◆ **Material**

——————

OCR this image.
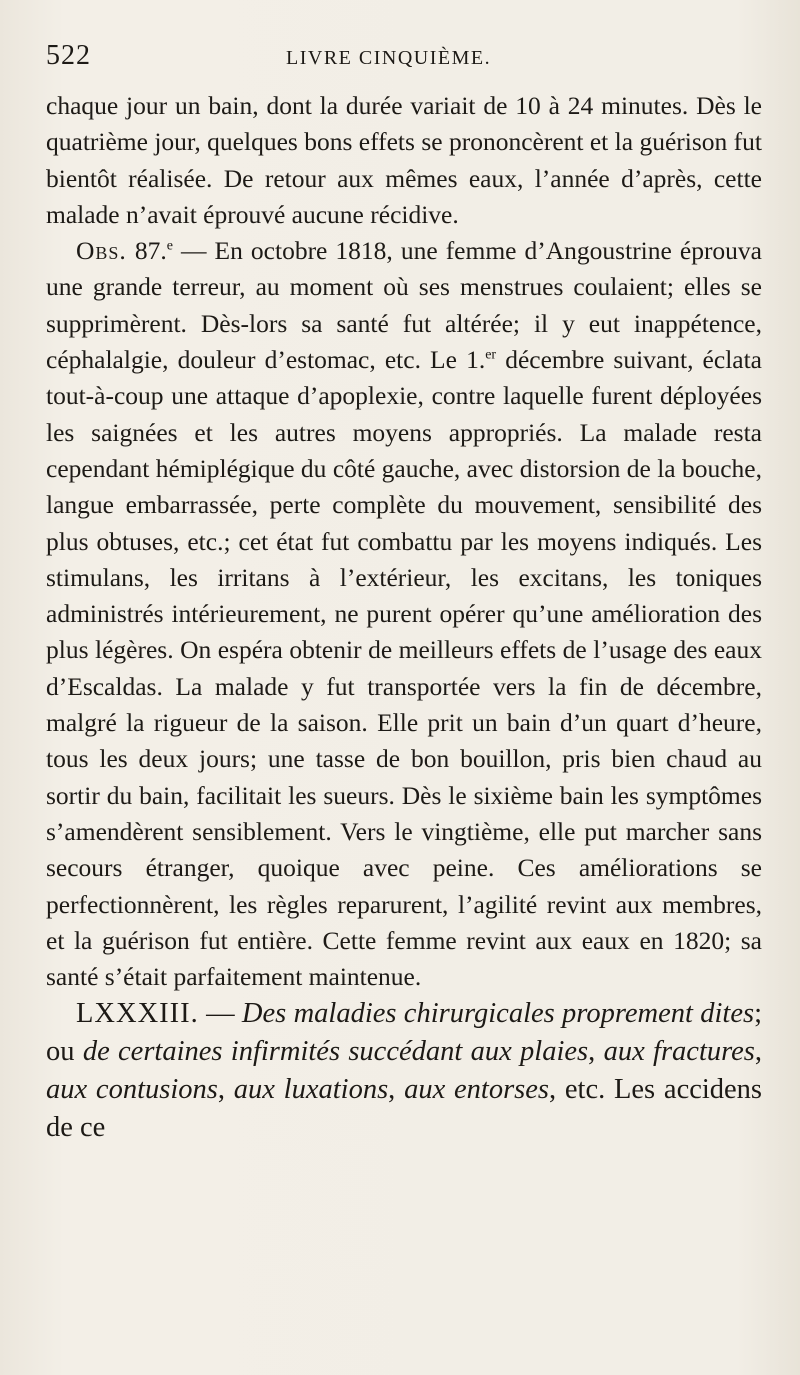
522	LIVRE CINQUIÈME.

chaque jour un bain, dont la durée variait de 10 à 24 minutes. Dès le quatrième jour, quelques bons effets se prononcèrent et la guérison fut bientôt réalisée. De retour aux mêmes eaux, l’année d’après, cette malade n’avait éprouvé aucune récidive.

Obs. 87.$^e$ — En octobre 1818, une femme d’Angoustrine éprouva une grande terreur, au moment où ses menstrues coulaient; elles se supprimèrent. Dès-lors sa santé fut altérée; il y eut inappétence, céphalalgie, douleur d’estomac, etc. Le 1.$^{er}$ décembre suivant, éclata tout-à-coup une attaque d’apoplexie, contre laquelle furent déployées les saignées et les autres moyens appropriés. La malade resta cependant hémiplégique du côté gauche, avec distorsion de la bouche, langue embarrassée, perte complète du mouvement, sensibilité des plus obtuses, etc.; cet état fut combattu par les moyens indiqués. Les stimulans, les irritans à l’extérieur, les excitans, les toniques administrés intérieurement, ne purent opérer qu’une amélioration des plus légères. On espéra obtenir de meilleurs effets de l’usage des eaux d’Escaldas. La malade y fut transportée vers la fin de décembre, malgré la rigueur de la saison. Elle prit un bain d’un quart d’heure, tous les deux jours; une tasse de bon bouillon, pris bien chaud au sortir du bain, facilitait les sueurs. Dès le sixième bain les symptômes s’amendèrent sensiblement. Vers le vingtième, elle put marcher sans secours étranger, quoique avec peine. Ces améliorations se perfectionnèrent, les règles reparurent, l’agilité revint aux membres, et la guérison fut entière. Cette femme revint aux eaux en 1820; sa santé s’était parfaitement maintenue.

LXXXIII. — Des maladies chirurgicales proprement dites; ou de certaines infirmités succédant aux plaies, aux fractures, aux contusions, aux luxations, aux entorses, etc. Les accidens de ce
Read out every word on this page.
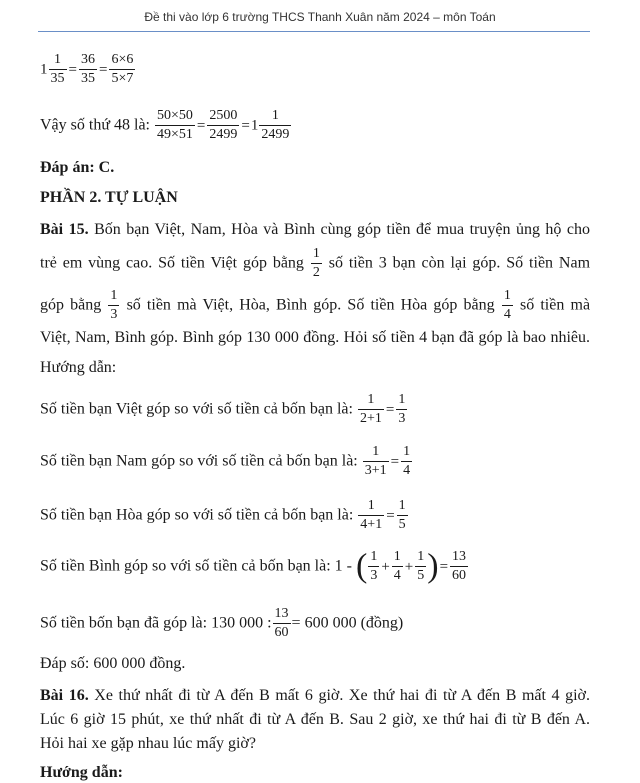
Đề thi vào lớp 6 trường THCS Thanh Xuân năm 2024 – môn Toán
$1 \frac{1}{35} = \frac{36}{35} = \frac{6\times 6}{5\times 7}$
Vậy số thứ 48 là: $\frac{50\times 50}{49\times 51} = \frac{2500}{2499} =1 \frac{1}{2499}$
Đáp án: C.
PHẦN 2. TỰ LUẬN
Bài 15. Bốn bạn Việt, Nam, Hòa và Bình cùng góp tiền để mua truyện ủng hộ cho
trẻ em vùng cao. Số tiền Việt góp bằng $\frac{1}{2}$ số tiền 3 bạn còn lại góp. Số tiền Nam
góp bằng $\frac{1}{3}$ số tiền mà Việt, Hòa, Bình góp. Số tiền Hòa góp bằng $\frac{1}{4}$ số tiền mà
Việt, Nam, Bình góp. Bình góp 130 000 đồng. Hỏi số tiền 4 bạn đã góp là bao nhiêu.
Hướng dẫn:
Số tiền bạn Việt góp so với số tiền cả bốn bạn là: $\frac{1}{2+1} = \frac{1}{3}$
Số tiền bạn Nam góp so với số tiền cả bốn bạn là: $\frac{1}{3+1} = \frac{1}{4}$
Số tiền bạn Hòa góp so với số tiền cả bốn bạn là: $\frac{1}{4+1} = \frac{1}{5}$
Số tiền Bình góp so với số tiền cả bốn bạn là: 1 - ( $\frac{1}{3} + \frac{1}{4} + \frac{1}{5}$ )= $\frac{13}{60}$
Số tiền bốn bạn đã góp là: 130 000 : $\frac{13}{60} = 600$ 000 (đồng)
Đáp số: 600 000 đồng.
Bài 16. Xe thứ nhất đi từ A đến B mất 6 giờ. Xe thứ hai đi từ A đến B mất 4 giờ.
Lúc 6 giờ 15 phút, xe thứ nhất đi từ A đến B. Sau 2 giờ, xe thứ hai đi từ B đến A.
Hỏi hai xe gặp nhau lúc mấy giờ?
Hướng dẫn:
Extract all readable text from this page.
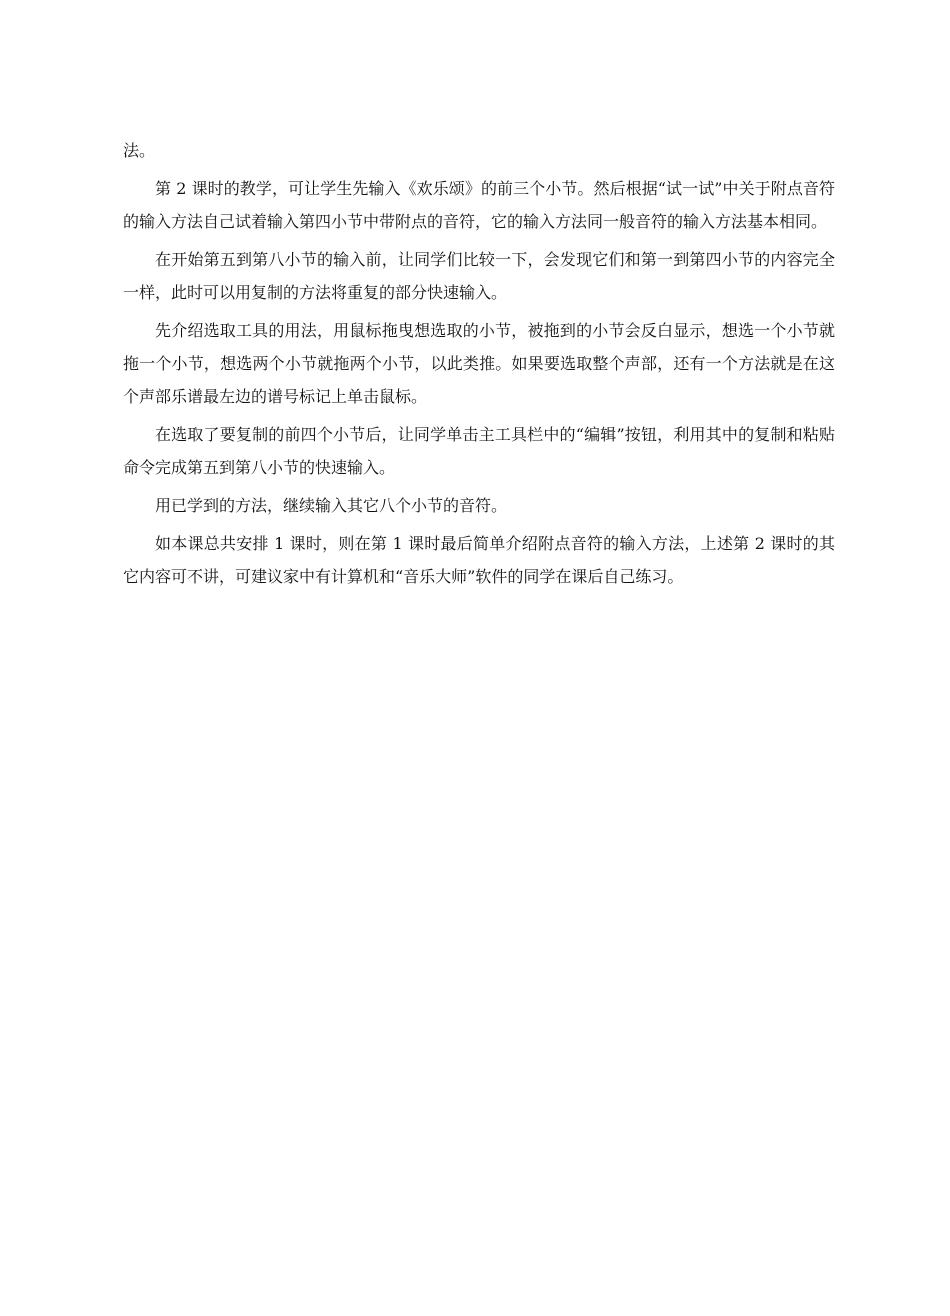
法。

第 2 课时的教学，可让学生先输入《欢乐颂》的前三个小节。然后根据“试一试”中关于附点音符的输入方法自己试着输入第四小节中带附点的音符，它的输入方法同一般音符的输入方法基本相同。

在开始第五到第八小节的输入前，让同学们比较一下，会发现它们和第一到第四小节的内容完全一样，此时可以用复制的方法将重复的部分快速输入。

先介绍选取工具的用法，用鼠标拖曳想选取的小节，被拖到的小节会反白显示，想选一个小节就拖一个小节，想选两个小节就拖两个小节，以此类推。如果要选取整个声部，还有一个方法就是在这个声部乐谱最左边的谱号标记上单击鼠标。

在选取了要复制的前四个小节后，让同学单击主工具栏中的“编辑”按钮，利用其中的复制和粘贴命令完成第五到第八小节的快速输入。

用已学到的方法，继续输入其它八个小节的音符。

如本课总共安排 1 课时，则在第 1 课时最后简单介绍附点音符的输入方法，上述第 2 课时的其它内容可不讲，可建议家中有计算机和“音乐大师”软件的同学在课后自己练习。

——————

◆ **Aim**
Copy every line of the listing containing the string "this".

◆ **The output**
OCR this image.
Read out every word on this page.
Extract all readable text from this page.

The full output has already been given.